WHAT TO DO »
Your task is to print all of the data word for word.

======

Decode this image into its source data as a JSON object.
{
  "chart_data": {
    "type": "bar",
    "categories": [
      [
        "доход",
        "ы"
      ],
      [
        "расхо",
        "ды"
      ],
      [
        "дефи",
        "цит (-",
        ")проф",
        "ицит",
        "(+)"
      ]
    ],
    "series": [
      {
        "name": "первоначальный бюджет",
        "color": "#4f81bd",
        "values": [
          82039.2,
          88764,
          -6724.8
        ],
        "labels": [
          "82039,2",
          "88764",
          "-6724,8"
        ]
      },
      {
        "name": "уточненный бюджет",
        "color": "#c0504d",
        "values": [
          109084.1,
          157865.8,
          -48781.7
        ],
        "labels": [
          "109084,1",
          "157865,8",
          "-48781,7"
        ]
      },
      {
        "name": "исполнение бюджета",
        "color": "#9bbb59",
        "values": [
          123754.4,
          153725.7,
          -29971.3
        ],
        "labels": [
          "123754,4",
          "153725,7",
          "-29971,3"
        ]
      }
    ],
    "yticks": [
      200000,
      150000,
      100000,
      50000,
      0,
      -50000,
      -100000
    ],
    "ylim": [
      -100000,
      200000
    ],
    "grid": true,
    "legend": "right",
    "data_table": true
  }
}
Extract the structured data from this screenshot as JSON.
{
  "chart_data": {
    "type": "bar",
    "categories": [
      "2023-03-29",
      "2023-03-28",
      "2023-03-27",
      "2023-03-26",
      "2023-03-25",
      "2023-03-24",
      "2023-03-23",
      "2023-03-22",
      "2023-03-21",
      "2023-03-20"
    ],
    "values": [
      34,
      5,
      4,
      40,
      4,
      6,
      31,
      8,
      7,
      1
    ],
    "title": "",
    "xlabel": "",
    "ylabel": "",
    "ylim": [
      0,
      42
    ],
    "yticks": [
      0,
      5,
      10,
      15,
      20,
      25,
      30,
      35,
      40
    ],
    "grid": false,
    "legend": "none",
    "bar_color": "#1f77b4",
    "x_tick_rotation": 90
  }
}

======

RESULT »
Decode this image into its source data as a JSON object.
{
  "chart_data": {
    "type": "bar",
    "categories": [
      [
        "доход",
        "ы"
      ],
      [
        "расхо",
        "ды"
      ],
      [
        "дефи",
        "цит (-",
        ")проф",
        "ицит",
        "(+)"
      ]
    ],
    "series": [
      {
        "name": "первоначальный бюджет",
        "color": "#4f81bd",
        "values": [
          82039.2,
          88764,
          -6724.8
        ],
        "labels": [
          "82039,2",
          "88764",
          "-6724,8"
        ]
      },
      {
        "name": "уточненный бюджет",
        "color": "#c0504d",
        "values": [
          109084.1,
          157865.8,
          -48781.7
        ],
        "labels": [
          "109084,1",
          "157865,8",
          "-48781,7"
        ]
      },
      {
        "name": "исполнение бюджета",
        "color": "#9bbb59",
        "values": [
          123754.4,
          153725.7,
          -29971.3
        ],
        "labels": [
          "123754,4",
          "153725,7",
          "-29971,3"
        ]
      }
    ],
    "yticks": [
      200000,
      150000,
      100000,
      50000,
      0,
      -50000,
      -100000
    ],
    "ylim": [
      -100000,
      200000
    ],
    "grid": true,
    "legend": "right",
    "data_table": true
  }
}
Extract the structured data from this screenshot as JSON.
{
  "chart_data": {
    "type": "bar",
    "categories": [
      "2023-03-29",
      "2023-03-28",
      "2023-03-27",
      "2023-03-26",
      "2023-03-25",
      "2023-03-24",
      "2023-03-23",
      "2023-03-22",
      "2023-03-21",
      "2023-03-20"
    ],
    "values": [
      34,
      5,
      4,
      40,
      4,
      6,
      31,
      8,
      7,
      1
    ],
    "title": "",
    "xlabel": "",
    "ylabel": "",
    "ylim": [
      0,
      42
    ],
    "yticks": [
      0,
      5,
      10,
      15,
      20,
      25,
      30,
      35,
      40
    ],
    "grid": false,
    "legend": "none",
    "bar_color": "#1f77b4",
    "x_tick_rotation": 90
  }
}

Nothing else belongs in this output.